→ THE EXERCISE:
Every line of the data that contains the string "series" must be copied.

BEGIN DATA PROVIDED

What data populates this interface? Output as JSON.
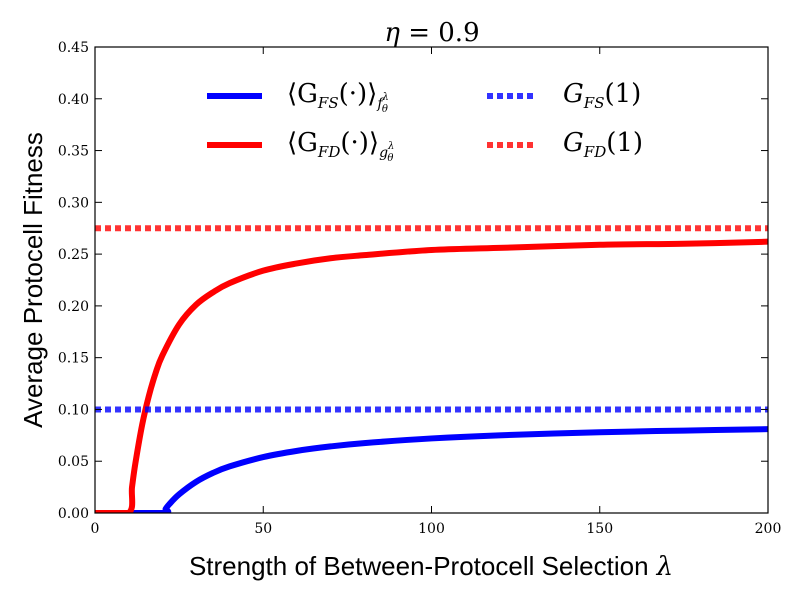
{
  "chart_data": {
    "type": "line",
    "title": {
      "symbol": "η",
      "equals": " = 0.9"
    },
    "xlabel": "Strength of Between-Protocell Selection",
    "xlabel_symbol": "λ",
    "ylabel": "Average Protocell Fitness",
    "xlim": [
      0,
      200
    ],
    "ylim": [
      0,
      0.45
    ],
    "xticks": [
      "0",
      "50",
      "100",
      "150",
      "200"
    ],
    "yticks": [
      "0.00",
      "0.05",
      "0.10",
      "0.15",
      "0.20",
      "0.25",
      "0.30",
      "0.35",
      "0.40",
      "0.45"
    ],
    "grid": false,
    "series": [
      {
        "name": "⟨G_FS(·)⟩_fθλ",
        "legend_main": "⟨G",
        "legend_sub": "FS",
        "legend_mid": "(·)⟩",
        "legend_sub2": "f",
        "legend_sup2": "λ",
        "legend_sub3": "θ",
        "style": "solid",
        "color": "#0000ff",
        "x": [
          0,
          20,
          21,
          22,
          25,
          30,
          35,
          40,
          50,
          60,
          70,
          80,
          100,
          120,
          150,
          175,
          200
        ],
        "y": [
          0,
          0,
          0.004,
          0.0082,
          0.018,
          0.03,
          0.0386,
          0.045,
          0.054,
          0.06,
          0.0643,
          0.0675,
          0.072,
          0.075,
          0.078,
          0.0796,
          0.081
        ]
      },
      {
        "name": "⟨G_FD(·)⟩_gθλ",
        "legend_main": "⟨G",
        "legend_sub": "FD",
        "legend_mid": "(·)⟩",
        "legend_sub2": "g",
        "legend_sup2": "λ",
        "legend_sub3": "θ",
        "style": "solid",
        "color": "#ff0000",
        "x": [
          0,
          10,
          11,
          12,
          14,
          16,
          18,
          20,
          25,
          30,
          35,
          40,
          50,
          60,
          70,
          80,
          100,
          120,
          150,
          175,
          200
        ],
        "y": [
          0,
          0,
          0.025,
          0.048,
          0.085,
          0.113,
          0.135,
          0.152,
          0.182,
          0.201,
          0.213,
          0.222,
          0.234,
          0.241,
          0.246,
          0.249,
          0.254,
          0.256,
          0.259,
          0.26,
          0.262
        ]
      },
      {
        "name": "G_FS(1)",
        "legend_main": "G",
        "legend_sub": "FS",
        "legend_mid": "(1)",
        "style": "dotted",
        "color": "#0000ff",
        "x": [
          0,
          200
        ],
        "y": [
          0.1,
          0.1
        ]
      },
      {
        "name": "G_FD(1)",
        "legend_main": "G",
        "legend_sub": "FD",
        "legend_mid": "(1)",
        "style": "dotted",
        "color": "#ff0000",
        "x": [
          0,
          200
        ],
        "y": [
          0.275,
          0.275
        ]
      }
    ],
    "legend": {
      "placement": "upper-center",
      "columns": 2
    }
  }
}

END DATA PROVIDED
BEGIN DATA PROVIDED

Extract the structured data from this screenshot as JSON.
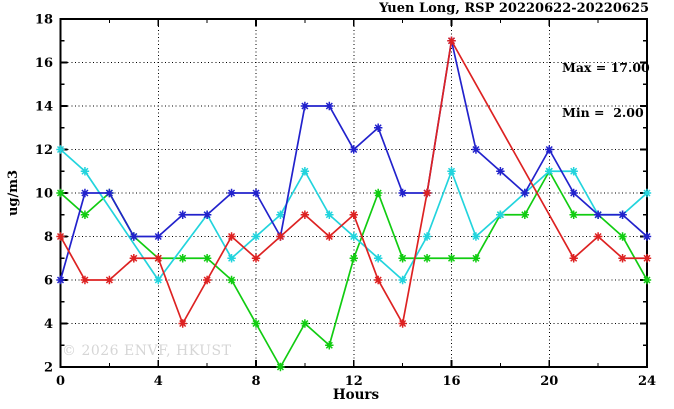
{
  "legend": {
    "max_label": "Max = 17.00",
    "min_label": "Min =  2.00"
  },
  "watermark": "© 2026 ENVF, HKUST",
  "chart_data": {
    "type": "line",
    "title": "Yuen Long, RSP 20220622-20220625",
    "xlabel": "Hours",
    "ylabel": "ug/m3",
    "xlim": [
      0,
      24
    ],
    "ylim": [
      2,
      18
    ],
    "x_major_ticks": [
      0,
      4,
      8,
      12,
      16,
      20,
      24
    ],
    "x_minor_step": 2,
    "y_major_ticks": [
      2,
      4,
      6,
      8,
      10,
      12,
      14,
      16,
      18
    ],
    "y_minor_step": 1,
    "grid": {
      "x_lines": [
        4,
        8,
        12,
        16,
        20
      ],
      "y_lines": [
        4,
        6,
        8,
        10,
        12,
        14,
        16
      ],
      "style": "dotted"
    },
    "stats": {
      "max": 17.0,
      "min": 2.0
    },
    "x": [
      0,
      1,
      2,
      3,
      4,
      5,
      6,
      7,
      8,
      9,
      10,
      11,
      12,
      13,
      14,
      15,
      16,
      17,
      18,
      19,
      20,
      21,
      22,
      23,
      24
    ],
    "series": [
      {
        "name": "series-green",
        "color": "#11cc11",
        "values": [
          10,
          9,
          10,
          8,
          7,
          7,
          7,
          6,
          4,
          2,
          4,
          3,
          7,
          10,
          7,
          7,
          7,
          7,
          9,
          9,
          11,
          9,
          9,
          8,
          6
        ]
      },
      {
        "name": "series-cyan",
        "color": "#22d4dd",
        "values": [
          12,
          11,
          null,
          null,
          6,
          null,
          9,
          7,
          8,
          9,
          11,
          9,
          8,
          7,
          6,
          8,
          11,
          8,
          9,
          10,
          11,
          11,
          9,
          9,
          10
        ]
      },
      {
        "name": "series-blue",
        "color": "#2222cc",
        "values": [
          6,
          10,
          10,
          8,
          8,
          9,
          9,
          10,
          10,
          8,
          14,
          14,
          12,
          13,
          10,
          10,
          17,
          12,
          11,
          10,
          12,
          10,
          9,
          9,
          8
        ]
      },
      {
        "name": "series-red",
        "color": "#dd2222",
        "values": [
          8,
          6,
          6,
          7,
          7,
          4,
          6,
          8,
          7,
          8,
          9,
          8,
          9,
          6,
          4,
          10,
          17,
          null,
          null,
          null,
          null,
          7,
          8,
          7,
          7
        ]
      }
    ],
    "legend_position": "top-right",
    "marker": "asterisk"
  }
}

END DATA PROVIDED

→ SOLVED PROBLEM:
    "series": [
    "series": [
        "name": "series-green",
        "name": "series-cyan",
        "name": "series-blue",
        "name": "series-red",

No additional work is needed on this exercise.